__What you have to do__.
Tally the lines holding the string "ushape" and reply with that number alone.
⟨
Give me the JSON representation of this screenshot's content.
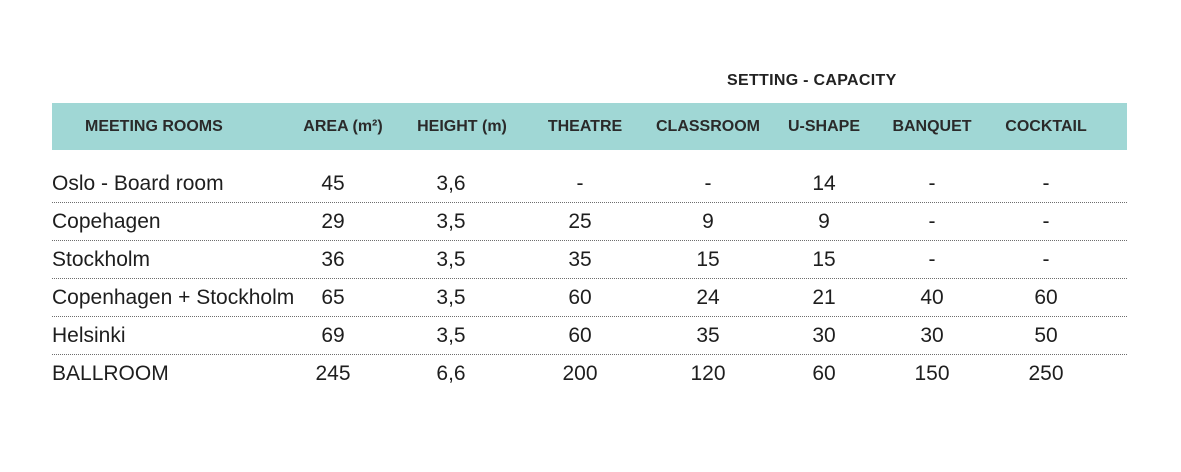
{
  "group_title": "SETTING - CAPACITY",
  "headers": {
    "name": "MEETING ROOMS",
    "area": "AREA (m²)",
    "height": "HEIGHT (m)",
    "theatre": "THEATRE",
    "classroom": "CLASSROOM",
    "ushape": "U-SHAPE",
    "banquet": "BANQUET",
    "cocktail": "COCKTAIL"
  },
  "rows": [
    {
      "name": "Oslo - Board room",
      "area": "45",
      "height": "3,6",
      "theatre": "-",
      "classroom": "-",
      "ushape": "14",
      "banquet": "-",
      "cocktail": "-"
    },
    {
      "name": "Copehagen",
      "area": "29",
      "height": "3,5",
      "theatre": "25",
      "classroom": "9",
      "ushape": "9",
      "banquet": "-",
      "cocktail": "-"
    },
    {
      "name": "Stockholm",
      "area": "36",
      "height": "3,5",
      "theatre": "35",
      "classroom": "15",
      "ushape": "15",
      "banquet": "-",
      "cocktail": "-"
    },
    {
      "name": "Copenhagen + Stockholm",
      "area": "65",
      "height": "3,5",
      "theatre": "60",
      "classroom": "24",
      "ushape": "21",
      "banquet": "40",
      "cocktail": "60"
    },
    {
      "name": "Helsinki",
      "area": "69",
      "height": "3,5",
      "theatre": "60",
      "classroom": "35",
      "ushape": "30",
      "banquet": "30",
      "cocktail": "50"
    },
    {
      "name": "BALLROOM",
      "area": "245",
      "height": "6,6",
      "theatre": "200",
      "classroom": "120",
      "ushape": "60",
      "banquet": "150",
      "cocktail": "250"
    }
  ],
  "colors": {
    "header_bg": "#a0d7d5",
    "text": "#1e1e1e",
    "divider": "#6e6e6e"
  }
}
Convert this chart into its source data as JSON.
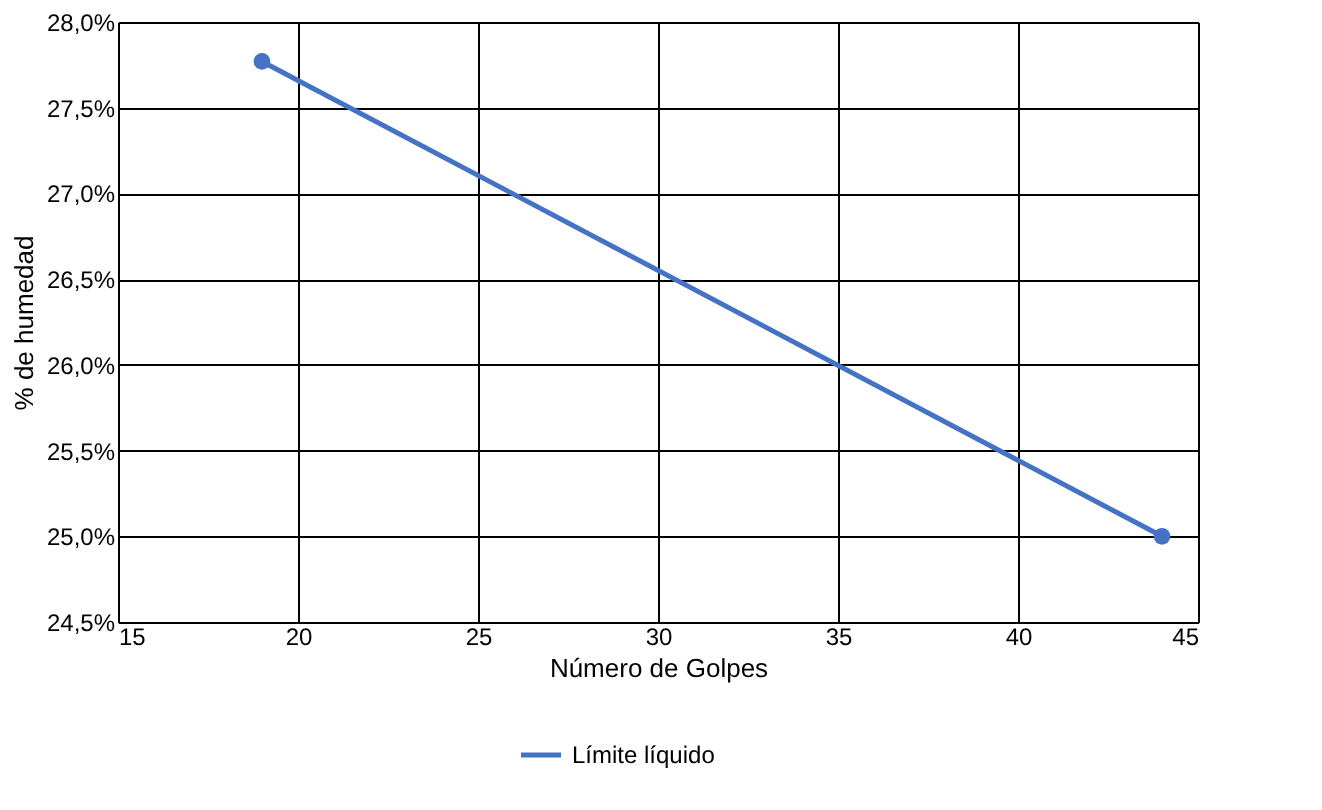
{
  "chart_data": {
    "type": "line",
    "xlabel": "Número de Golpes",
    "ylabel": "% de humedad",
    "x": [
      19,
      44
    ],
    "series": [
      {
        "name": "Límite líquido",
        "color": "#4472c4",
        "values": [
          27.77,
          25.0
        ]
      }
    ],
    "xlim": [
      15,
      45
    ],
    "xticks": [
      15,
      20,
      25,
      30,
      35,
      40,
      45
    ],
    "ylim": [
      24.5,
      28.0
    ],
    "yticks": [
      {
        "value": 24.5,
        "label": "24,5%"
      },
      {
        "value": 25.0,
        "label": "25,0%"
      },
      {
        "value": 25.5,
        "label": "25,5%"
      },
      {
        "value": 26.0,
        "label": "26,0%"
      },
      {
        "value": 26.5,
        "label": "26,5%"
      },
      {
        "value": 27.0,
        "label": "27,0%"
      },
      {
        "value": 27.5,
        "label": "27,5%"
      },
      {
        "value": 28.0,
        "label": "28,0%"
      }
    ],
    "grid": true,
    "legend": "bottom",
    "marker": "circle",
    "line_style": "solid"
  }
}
⟩
⟨
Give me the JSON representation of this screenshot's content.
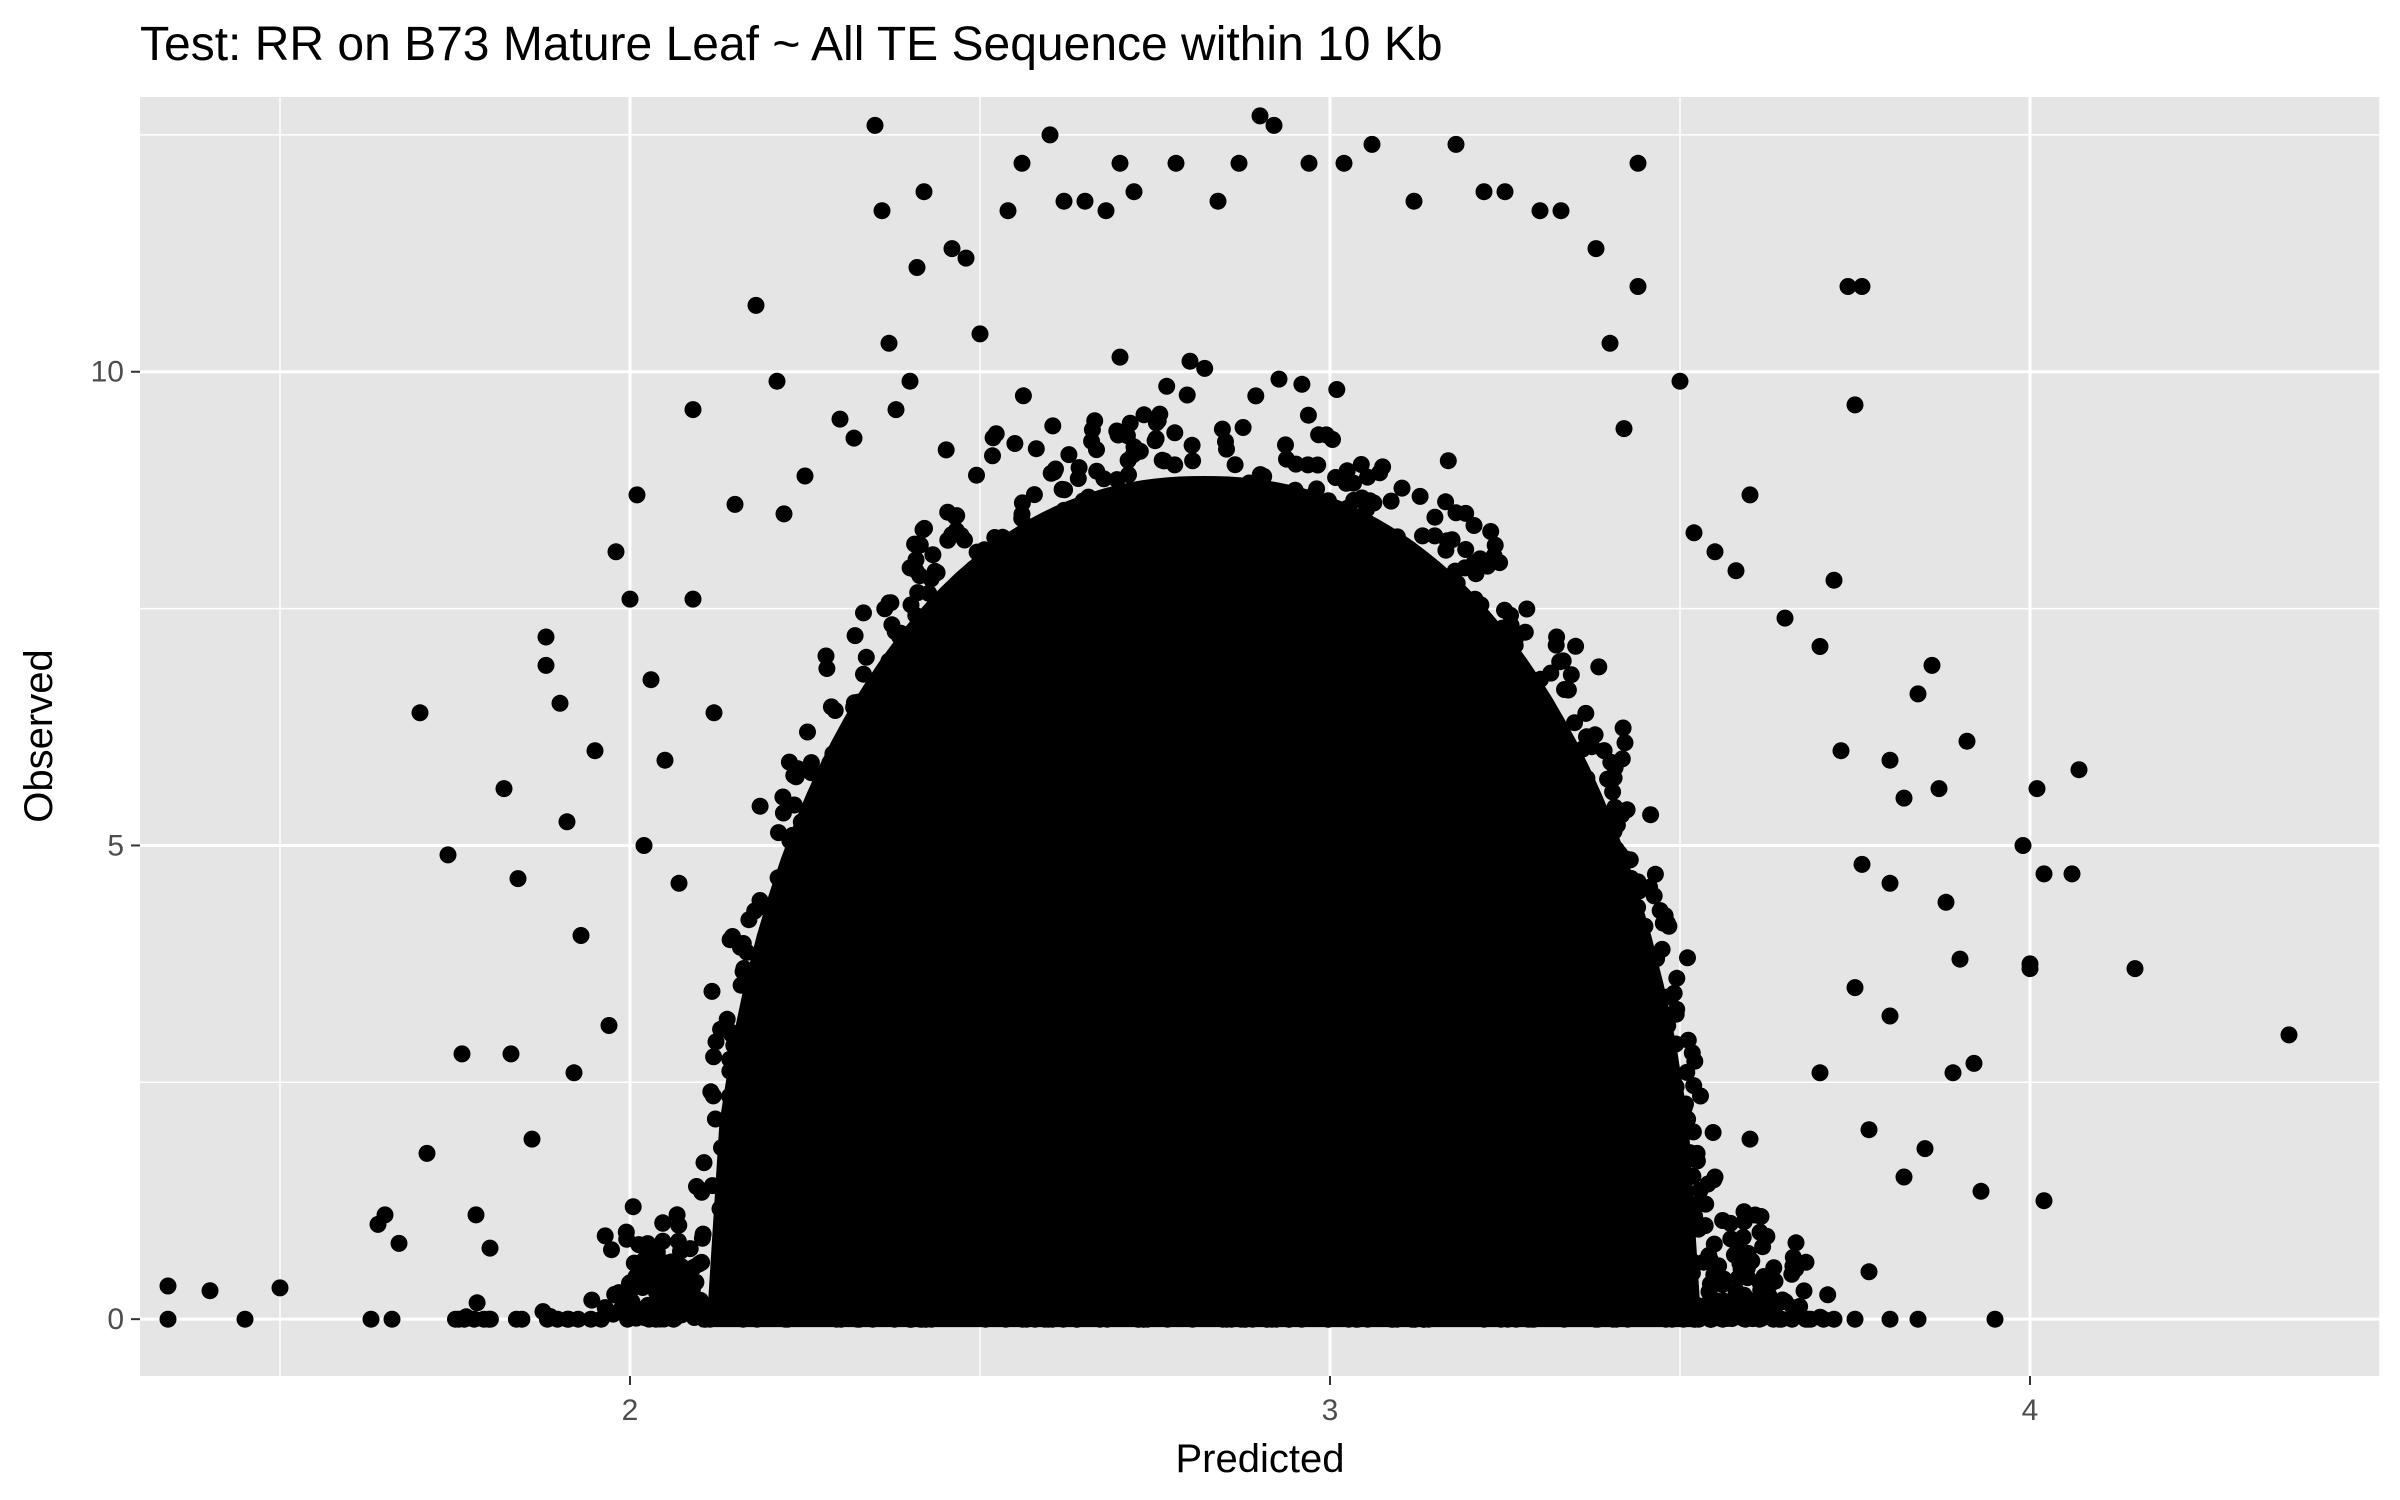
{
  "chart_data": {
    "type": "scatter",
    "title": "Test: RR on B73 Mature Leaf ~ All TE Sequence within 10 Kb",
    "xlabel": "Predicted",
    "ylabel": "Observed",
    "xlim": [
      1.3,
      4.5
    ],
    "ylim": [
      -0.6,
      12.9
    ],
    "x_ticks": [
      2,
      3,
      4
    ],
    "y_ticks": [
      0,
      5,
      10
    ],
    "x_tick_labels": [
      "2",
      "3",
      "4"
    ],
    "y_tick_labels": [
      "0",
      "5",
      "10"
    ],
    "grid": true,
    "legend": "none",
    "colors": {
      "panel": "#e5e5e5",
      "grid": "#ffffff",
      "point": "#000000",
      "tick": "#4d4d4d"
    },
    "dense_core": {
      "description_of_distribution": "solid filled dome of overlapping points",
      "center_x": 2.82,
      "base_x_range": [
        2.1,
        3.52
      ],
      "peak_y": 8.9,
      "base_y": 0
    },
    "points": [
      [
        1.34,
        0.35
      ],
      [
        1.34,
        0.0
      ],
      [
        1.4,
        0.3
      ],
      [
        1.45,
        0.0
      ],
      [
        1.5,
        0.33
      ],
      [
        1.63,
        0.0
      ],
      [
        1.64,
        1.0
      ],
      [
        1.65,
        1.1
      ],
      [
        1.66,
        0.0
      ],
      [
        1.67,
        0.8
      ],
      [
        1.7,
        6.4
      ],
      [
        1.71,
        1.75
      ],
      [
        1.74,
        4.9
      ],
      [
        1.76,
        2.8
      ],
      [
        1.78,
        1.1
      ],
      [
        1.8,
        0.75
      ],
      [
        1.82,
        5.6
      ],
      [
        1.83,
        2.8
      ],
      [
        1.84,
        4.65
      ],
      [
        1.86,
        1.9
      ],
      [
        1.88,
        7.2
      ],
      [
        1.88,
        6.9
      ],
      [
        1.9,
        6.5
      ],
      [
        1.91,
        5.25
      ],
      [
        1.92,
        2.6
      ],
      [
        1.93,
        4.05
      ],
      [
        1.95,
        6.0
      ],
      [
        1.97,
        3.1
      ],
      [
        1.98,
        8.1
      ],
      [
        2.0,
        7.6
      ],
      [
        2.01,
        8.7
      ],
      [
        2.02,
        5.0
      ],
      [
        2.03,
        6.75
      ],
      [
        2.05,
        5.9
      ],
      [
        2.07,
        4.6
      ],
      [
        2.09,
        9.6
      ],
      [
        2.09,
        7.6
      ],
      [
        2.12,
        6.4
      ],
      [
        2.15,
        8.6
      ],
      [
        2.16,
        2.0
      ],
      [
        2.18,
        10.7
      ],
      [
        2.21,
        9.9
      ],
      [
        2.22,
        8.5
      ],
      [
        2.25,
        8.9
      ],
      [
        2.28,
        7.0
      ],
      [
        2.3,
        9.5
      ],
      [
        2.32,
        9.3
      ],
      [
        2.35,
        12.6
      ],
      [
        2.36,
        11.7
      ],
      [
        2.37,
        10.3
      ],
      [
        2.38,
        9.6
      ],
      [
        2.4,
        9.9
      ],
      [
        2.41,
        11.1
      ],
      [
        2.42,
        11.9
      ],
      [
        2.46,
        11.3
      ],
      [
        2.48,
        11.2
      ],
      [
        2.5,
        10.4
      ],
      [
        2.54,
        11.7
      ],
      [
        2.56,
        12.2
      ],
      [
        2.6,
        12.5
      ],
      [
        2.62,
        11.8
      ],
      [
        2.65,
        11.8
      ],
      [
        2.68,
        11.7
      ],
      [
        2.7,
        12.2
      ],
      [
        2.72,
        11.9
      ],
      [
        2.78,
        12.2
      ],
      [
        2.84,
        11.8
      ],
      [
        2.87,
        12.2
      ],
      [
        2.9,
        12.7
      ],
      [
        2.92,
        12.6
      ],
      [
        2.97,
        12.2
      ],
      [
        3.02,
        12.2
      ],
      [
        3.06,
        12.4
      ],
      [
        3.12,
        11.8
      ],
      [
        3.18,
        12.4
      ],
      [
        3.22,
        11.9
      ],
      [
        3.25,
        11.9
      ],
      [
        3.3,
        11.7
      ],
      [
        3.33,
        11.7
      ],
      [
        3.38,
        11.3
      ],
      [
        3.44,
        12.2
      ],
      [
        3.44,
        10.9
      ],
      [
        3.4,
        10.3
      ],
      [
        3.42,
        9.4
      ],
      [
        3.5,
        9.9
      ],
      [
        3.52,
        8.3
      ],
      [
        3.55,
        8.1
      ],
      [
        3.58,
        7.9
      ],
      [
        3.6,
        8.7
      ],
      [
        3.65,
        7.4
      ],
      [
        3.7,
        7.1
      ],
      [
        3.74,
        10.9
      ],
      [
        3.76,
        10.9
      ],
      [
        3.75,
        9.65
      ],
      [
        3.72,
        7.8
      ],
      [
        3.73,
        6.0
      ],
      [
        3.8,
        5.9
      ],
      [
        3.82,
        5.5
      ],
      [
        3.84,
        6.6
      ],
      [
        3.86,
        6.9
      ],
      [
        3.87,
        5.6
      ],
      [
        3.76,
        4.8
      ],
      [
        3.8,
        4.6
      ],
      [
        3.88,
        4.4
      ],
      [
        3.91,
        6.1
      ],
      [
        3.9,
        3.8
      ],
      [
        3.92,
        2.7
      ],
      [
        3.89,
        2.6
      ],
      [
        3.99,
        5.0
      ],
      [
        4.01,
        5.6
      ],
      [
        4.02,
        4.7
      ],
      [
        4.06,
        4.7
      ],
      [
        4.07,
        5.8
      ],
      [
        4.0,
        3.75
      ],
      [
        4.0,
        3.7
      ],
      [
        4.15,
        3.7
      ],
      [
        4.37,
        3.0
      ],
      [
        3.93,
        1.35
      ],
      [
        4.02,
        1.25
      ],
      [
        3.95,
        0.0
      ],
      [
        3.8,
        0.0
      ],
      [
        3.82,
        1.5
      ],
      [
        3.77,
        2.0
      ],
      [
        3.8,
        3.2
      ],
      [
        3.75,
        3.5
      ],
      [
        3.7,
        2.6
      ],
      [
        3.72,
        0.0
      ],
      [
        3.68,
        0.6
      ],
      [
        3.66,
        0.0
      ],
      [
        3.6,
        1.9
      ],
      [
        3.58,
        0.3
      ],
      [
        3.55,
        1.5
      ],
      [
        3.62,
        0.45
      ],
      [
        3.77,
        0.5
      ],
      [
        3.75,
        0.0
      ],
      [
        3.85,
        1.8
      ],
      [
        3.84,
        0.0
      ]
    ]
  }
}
⟩
__Full answer__.
7